* **Text passage**:
——
Bagley told the audience of about 200 policymakers and other stakeholders that the health care environment has changed, becoming much more oriented toward primary care. "I have never seen this much attention to primary care in the policy arena and the political arena," he said.
There is a general acknowledgement that health care spending and costs are not sustainable, creating a need for innovative payment and delivery models to slow health care costs and improve quality. The prevailing fee-for-service payment system has discouraged innovation and change in the health care arena because the model is based almost entirely on office visits as the central commodity, Bagley said. "Until we get unshackled from that, it is very hard to do things that are not visit-based."
When Bagley asked how many people in the audience could e-mail their physicians for a consultation, only two hands went up. "That is sparse," Bagley said. "That is sad."
He called for a blended payment model to compensate physicians for care coordination and other services that fall outside face-to-face visits. One of the goals of the AAFP and TransforMED, said Bagley, is to create an environment where physicians can deliver continuing, comprehensive and personal care in more consistent and reliable ways using tools, such as registries, for patients with chronic diseases.
In recent years, said Bagley, it has become increasingly clear that practices need an infrastructure to implement and sustain the PCMH model. "It is not only about paying doctors more," he said. "It is about creating an environment in which the work of primary care can be done in an effective and efficient way."
The CareFirst Pilot
That environment is demonstrated in the CareFirst PCMH pilot project, which relies on a network of primary care practices, known as medical care panels, to deliver and manage care through a team-based approach. The program comprises 420 physician panels, and each panel is responsible for taking care of about 3,000 CareFirst members. The panels are accountable for aggregate patient costs and quality across all settings.
——
* **Provided records**:
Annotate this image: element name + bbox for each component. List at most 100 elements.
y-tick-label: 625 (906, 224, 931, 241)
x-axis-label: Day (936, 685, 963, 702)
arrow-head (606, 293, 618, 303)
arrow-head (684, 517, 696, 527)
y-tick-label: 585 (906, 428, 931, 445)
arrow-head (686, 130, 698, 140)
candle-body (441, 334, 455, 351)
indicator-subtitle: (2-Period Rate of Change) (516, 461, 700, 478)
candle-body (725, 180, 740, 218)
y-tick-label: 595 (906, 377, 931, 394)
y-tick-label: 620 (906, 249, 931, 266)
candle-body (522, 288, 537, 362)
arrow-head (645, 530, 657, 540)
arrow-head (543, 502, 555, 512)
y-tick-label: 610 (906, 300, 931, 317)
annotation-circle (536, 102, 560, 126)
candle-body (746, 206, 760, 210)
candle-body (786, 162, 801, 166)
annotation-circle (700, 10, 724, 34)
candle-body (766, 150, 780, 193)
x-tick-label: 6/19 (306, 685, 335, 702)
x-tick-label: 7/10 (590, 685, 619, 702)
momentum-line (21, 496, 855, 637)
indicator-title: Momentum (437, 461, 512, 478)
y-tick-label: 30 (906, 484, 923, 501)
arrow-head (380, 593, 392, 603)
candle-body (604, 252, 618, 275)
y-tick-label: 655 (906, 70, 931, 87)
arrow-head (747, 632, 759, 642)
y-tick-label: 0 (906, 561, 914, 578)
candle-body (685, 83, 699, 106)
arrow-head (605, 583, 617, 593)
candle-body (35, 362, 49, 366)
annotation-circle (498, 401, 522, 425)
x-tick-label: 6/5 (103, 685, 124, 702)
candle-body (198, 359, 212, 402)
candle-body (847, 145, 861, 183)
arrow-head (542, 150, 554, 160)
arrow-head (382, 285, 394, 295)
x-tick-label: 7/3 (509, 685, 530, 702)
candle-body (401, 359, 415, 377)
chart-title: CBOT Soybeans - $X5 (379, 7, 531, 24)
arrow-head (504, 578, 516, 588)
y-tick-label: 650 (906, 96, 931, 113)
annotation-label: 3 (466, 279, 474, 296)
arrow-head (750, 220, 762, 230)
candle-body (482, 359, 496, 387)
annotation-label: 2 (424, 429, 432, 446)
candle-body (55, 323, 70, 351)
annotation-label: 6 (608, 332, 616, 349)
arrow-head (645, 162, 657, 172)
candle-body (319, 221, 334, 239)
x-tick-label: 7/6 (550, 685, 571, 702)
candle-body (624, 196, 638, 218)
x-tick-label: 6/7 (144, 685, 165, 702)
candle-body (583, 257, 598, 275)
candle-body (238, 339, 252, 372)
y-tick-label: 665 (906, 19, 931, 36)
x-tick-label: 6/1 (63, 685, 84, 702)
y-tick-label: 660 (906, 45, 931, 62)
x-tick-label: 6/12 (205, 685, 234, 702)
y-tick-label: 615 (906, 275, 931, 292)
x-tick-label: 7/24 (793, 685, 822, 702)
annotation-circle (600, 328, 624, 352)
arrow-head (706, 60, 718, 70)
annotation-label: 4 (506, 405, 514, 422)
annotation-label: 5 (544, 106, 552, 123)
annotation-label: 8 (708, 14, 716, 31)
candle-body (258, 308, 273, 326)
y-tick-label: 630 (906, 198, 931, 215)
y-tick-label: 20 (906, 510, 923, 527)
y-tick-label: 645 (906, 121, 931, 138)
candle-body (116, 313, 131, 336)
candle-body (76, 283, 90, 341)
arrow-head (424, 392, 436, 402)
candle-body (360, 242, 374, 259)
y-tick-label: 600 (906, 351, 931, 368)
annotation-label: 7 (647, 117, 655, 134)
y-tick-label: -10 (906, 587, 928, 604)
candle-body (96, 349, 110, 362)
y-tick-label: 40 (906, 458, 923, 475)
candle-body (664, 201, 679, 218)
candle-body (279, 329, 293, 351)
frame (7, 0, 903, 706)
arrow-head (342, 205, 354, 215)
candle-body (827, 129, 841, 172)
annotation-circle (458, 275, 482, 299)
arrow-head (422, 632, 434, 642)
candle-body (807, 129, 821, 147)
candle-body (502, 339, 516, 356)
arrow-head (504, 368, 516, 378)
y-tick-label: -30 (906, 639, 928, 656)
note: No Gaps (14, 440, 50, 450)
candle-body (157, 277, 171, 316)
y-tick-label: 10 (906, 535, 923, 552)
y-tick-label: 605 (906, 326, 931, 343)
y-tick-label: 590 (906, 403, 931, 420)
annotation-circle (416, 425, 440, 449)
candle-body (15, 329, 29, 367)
——
* **Action item**:
Answer from the primary care text:
(a) About how many policymakers and other stakeholders were in Bagley's audience?
(b) How many hands went up when Bagley asked who could e-mail their physicians for a consultation?
(c) How many physician panels make up the CareFirst program, and about how many CareFirst members is each panel responsible for?

* **Solution to the exercise**:
(a) About 200.
(b) Two.
(c) 420 panels, each caring for about 3,000 members.